- [Exercise brief]
Exactly as written, please set down all of the entries again, with no pictures.

·····

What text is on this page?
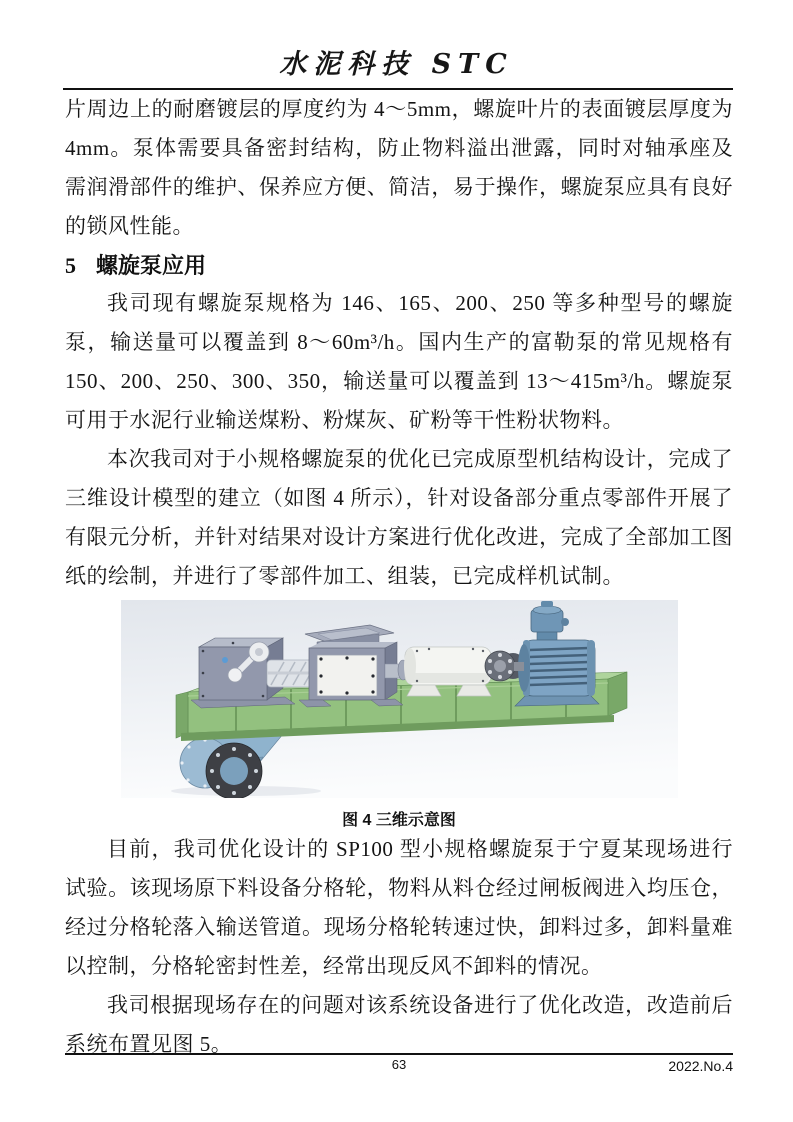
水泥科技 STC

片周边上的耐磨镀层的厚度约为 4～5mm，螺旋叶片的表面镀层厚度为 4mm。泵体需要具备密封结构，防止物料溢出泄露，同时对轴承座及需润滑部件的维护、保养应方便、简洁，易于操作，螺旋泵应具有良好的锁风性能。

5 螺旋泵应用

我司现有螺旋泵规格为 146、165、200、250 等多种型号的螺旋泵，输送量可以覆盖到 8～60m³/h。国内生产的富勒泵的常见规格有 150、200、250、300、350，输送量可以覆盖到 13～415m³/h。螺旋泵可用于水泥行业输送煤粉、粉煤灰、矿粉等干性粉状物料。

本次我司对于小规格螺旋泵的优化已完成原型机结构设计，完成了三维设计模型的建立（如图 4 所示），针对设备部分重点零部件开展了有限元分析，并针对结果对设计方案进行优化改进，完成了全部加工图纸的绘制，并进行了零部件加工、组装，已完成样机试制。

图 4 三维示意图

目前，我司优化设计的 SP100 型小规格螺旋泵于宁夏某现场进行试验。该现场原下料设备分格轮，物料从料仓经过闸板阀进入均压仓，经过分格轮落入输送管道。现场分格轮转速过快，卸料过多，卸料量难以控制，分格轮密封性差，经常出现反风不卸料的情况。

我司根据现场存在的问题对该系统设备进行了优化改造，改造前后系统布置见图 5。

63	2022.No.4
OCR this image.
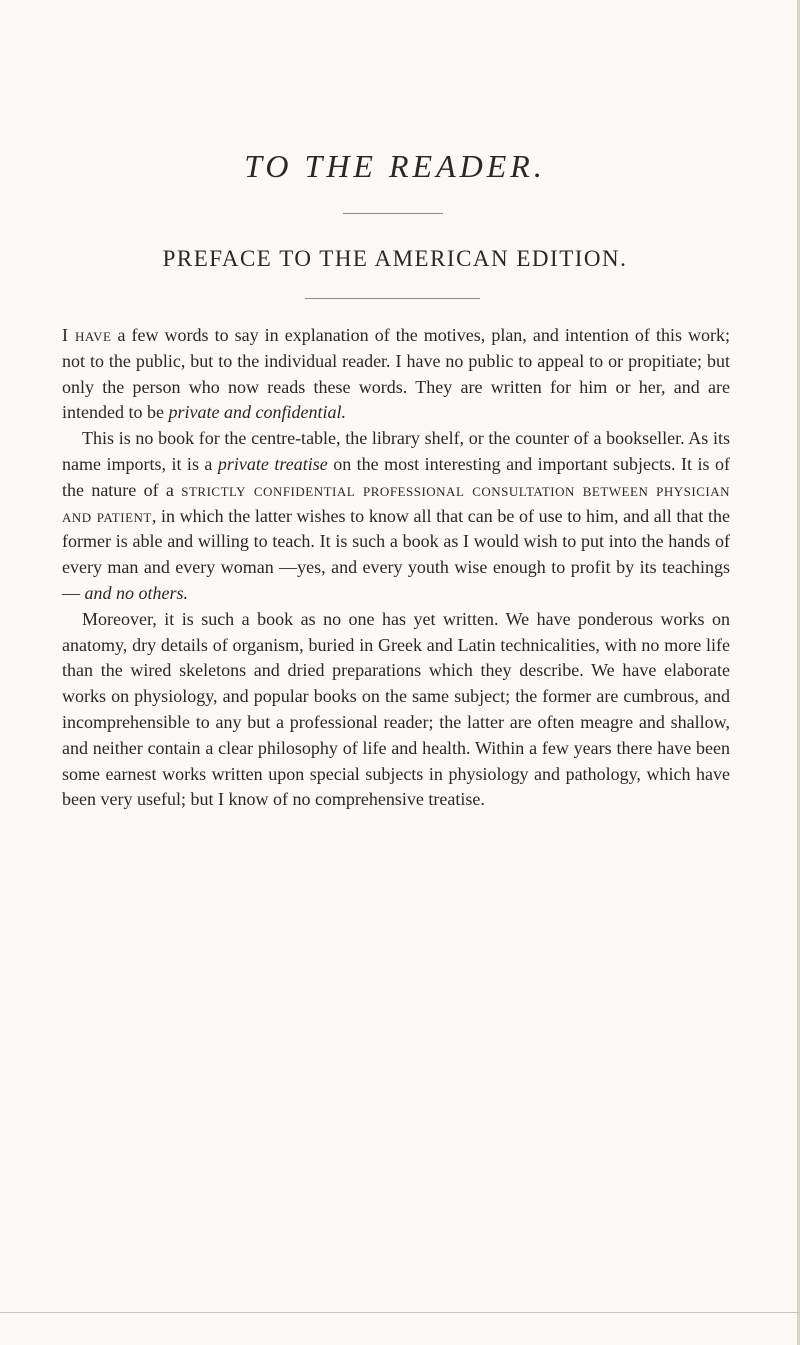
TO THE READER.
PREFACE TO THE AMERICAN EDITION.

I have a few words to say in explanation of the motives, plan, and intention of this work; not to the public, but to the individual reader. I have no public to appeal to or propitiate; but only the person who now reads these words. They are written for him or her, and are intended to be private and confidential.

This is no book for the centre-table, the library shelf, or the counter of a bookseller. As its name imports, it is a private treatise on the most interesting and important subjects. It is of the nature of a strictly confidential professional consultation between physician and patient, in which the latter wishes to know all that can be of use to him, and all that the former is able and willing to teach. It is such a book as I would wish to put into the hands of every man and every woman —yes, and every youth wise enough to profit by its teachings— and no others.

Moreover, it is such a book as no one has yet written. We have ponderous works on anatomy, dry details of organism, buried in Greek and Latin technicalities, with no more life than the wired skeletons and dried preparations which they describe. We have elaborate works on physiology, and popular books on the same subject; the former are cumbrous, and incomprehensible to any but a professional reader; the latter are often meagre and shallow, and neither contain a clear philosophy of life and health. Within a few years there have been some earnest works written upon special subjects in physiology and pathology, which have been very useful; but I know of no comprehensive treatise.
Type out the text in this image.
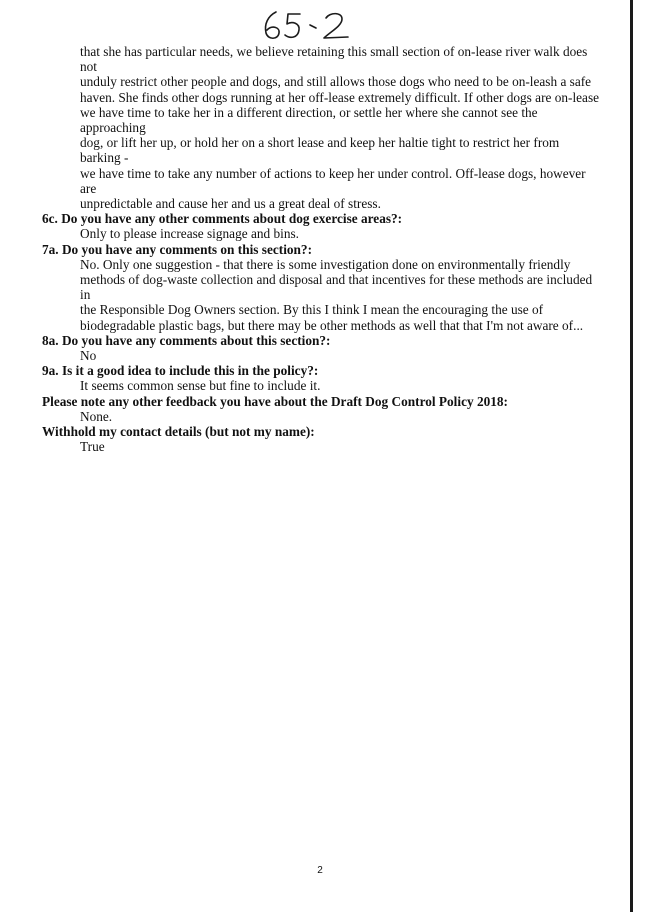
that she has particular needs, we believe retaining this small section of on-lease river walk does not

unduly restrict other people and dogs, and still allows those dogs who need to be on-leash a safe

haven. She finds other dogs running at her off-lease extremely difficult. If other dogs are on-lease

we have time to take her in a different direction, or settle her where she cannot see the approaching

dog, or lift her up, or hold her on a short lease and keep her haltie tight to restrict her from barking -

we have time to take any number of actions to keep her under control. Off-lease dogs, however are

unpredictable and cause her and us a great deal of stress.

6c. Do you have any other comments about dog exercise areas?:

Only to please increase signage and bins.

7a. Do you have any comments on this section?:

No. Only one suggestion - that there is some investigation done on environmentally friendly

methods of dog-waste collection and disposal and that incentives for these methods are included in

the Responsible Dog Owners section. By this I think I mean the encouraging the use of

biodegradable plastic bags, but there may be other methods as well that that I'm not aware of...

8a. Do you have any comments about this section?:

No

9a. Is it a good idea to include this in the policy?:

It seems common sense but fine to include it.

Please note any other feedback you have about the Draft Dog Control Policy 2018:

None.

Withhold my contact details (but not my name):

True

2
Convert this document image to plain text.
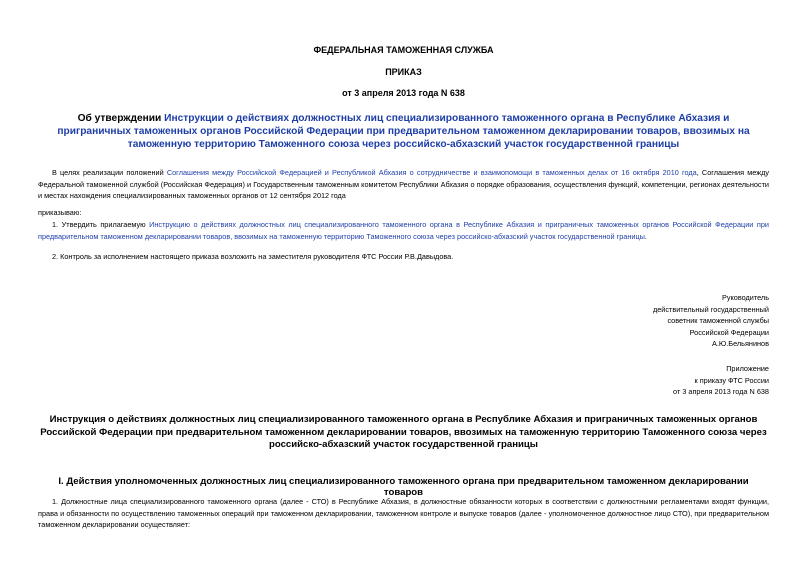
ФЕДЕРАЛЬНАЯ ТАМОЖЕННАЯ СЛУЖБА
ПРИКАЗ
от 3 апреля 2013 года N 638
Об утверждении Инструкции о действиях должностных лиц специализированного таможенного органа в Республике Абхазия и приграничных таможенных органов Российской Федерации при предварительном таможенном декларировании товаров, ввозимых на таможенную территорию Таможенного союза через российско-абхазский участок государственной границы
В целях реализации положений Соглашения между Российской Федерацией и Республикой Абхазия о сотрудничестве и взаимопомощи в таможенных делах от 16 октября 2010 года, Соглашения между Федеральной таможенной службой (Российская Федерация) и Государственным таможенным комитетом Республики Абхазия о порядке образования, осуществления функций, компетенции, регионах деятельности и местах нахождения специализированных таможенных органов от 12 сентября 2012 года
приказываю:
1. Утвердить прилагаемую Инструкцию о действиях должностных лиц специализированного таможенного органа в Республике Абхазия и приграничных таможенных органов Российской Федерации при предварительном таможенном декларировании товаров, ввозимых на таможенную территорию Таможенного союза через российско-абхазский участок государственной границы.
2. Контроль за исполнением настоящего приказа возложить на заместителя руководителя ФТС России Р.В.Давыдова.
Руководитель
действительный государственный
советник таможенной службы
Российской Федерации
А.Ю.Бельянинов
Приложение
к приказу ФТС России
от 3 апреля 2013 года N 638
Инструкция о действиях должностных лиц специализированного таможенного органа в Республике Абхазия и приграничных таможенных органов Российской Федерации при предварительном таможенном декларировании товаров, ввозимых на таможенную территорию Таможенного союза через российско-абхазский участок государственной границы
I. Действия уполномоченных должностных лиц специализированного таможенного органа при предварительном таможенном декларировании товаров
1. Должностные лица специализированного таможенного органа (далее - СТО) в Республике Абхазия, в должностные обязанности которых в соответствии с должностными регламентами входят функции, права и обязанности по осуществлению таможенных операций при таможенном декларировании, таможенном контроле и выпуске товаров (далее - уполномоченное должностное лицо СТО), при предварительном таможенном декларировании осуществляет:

·····

- [Response]
What text is on this page?
水泥科技 STC

片周边上的耐磨镀层的厚度约为 4～5mm，螺旋叶片的表面镀层厚度为 4mm。泵体需要具备密封结构，防止物料溢出泄露，同时对轴承座及需润滑部件的维护、保养应方便、简洁，易于操作，螺旋泵应具有良好的锁风性能。

5 螺旋泵应用

我司现有螺旋泵规格为 146、165、200、250 等多种型号的螺旋泵，输送量可以覆盖到 8～60m³/h。国内生产的富勒泵的常见规格有 150、200、250、300、350，输送量可以覆盖到 13～415m³/h。螺旋泵可用于水泥行业输送煤粉、粉煤灰、矿粉等干性粉状物料。

本次我司对于小规格螺旋泵的优化已完成原型机结构设计，完成了三维设计模型的建立（如图 4 所示），针对设备部分重点零部件开展了有限元分析，并针对结果对设计方案进行优化改进，完成了全部加工图纸的绘制，并进行了零部件加工、组装，已完成样机试制。

图 4 三维示意图

目前，我司优化设计的 SP100 型小规格螺旋泵于宁夏某现场进行试验。该现场原下料设备分格轮，物料从料仓经过闸板阀进入均压仓，经过分格轮落入输送管道。现场分格轮转速过快，卸料过多，卸料量难以控制，分格轮密封性差，经常出现反风不卸料的情况。

我司根据现场存在的问题对该系统设备进行了优化改造，改造前后系统布置见图 5。

63	2022.No.4
OCR this image.
TO THE READER.
PREFACE TO THE AMERICAN EDITION.

I have a few words to say in explanation of the motives, plan, and intention of this work; not to the public, but to the individual reader. I have no public to appeal to or propitiate; but only the person who now reads these words. They are written for him or her, and are intended to be private and confidential.

This is no book for the centre-table, the library shelf, or the counter of a bookseller. As its name imports, it is a private treatise on the most interesting and important subjects. It is of the nature of a strictly confidential professional consultation between physician and patient, in which the latter wishes to know all that can be of use to him, and all that the former is able and willing to teach. It is such a book as I would wish to put into the hands of every man and every woman —yes, and every youth wise enough to profit by its teachings— and no others.

Moreover, it is such a book as no one has yet written. We have ponderous works on anatomy, dry details of organism, buried in Greek and Latin technicalities, with no more life than the wired skeletons and dried preparations which they describe. We have elaborate works on physiology, and popular books on the same subject; the former are cumbrous, and incomprehensible to any but a professional reader; the latter are often meagre and shallow, and neither contain a clear philosophy of life and health. Within a few years there have been some earnest works written upon special subjects in physiology and pathology, which have been very useful; but I know of no comprehensive treatise.
Type out the text in this image.
that she has particular needs, we believe retaining this small section of on-lease river walk does not

unduly restrict other people and dogs, and still allows those dogs who need to be on-leash a safe

haven. She finds other dogs running at her off-lease extremely difficult. If other dogs are on-lease

we have time to take her in a different direction, or settle her where she cannot see the approaching

dog, or lift her up, or hold her on a short lease and keep her haltie tight to restrict her from barking -

we have time to take any number of actions to keep her under control. Off-lease dogs, however are

unpredictable and cause her and us a great deal of stress.

6c. Do you have any other comments about dog exercise areas?:

Only to please increase signage and bins.

7a. Do you have any comments on this section?:

No. Only one suggestion - that there is some investigation done on environmentally friendly

methods of dog-waste collection and disposal and that incentives for these methods are included in

the Responsible Dog Owners section. By this I think I mean the encouraging the use of

biodegradable plastic bags, but there may be other methods as well that that I'm not aware of...

8a. Do you have any comments about this section?:

No

9a. Is it a good idea to include this in the policy?:

It seems common sense but fine to include it.

Please note any other feedback you have about the Draft Dog Control Policy 2018:

None.

Withhold my contact details (but not my name):

True

2
Convert this document image to plain text.
ФЕДЕРАЛЬНАЯ ТАМОЖЕННАЯ СЛУЖБА
ПРИКАЗ
от 3 апреля 2013 года N 638
Об утверждении Инструкции о действиях должностных лиц специализированного таможенного органа в Республике Абхазия и приграничных таможенных органов Российской Федерации при предварительном таможенном декларировании товаров, ввозимых на таможенную территорию Таможенного союза через российско-абхазский участок государственной границы
В целях реализации положений Соглашения между Российской Федерацией и Республикой Абхазия о сотрудничестве и взаимопомощи в таможенных делах от 16 октября 2010 года, Соглашения между Федеральной таможенной службой (Российская Федерация) и Государственным таможенным комитетом Республики Абхазия о порядке образования, осуществления функций, компетенции, регионах деятельности и местах нахождения специализированных таможенных органов от 12 сентября 2012 года
приказываю:
1. Утвердить прилагаемую Инструкцию о действиях должностных лиц специализированного таможенного органа в Республике Абхазия и приграничных таможенных органов Российской Федерации при предварительном таможенном декларировании товаров, ввозимых на таможенную территорию Таможенного союза через российско-абхазский участок государственной границы.
2. Контроль за исполнением настоящего приказа возложить на заместителя руководителя ФТС России Р.В.Давыдова.
Руководитель
действительный государственный
советник таможенной службы
Российской Федерации
А.Ю.Бельянинов
Приложение
к приказу ФТС России
от 3 апреля 2013 года N 638
Инструкция о действиях должностных лиц специализированного таможенного органа в Республике Абхазия и приграничных таможенных органов Российской Федерации при предварительном таможенном декларировании товаров, ввозимых на таможенную территорию Таможенного союза через российско-абхазский участок государственной границы
I. Действия уполномоченных должностных лиц специализированного таможенного органа при предварительном таможенном декларировании товаров
1. Должностные лица специализированного таможенного органа (далее - СТО) в Республике Абхазия, в должностные обязанности которых в соответствии с должностными регламентами входят функции, права и обязанности по осуществлению таможенных операций при таможенном декларировании, таможенном контроле и выпуске товаров (далее - уполномоченное должностное лицо СТО), при предварительном таможенном декларировании осуществляет:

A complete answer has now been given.